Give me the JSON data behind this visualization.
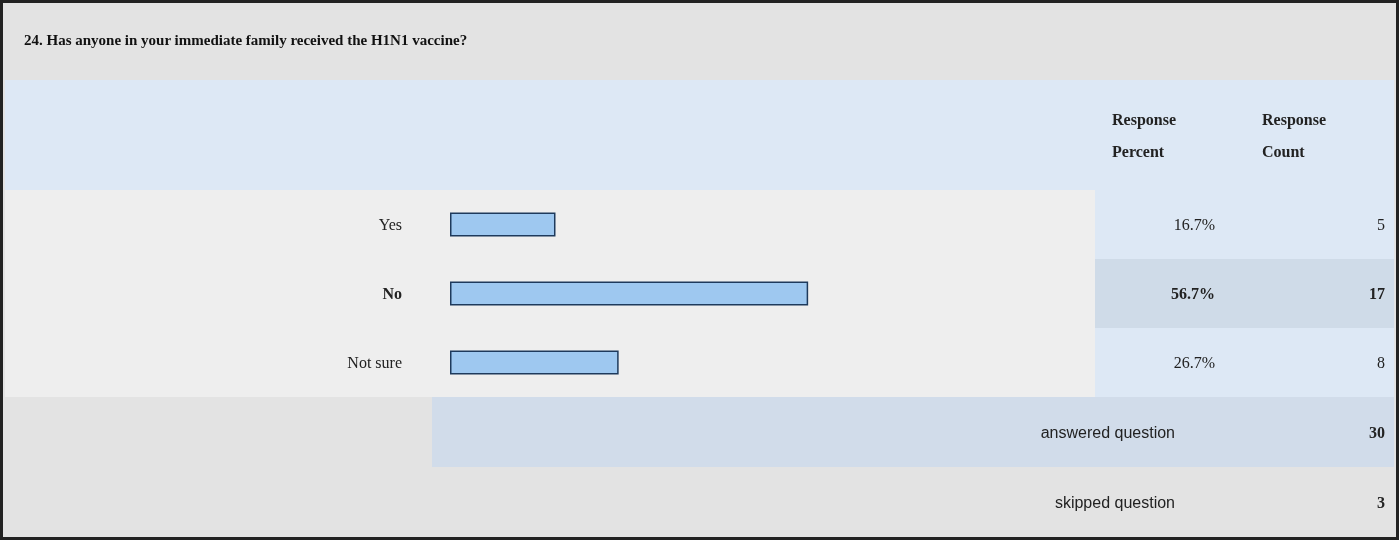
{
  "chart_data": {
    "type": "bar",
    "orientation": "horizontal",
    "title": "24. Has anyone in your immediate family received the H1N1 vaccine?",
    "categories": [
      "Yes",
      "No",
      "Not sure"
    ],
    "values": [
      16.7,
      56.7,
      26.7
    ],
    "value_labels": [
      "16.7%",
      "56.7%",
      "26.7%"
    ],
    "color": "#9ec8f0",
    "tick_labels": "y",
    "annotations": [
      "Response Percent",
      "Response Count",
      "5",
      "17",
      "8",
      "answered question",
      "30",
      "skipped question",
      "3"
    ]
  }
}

▶ [TASK GOAL]:
Give every line back word for word and leave the pictures out.

▶ [OUTPUT]:
Give me the JSON data behind this visualization.
{
  "chart_data": {
    "type": "bar",
    "orientation": "horizontal",
    "title": "24. Has anyone in your immediate family received the H1N1 vaccine?",
    "categories": [
      "Yes",
      "No",
      "Not sure"
    ],
    "values": [
      16.7,
      56.7,
      26.7
    ],
    "value_labels": [
      "16.7%",
      "56.7%",
      "26.7%"
    ],
    "color": "#9ec8f0",
    "tick_labels": "y",
    "annotations": [
      "Response Percent",
      "Response Count",
      "5",
      "17",
      "8",
      "answered question",
      "30",
      "skipped question",
      "3"
    ]
  }
}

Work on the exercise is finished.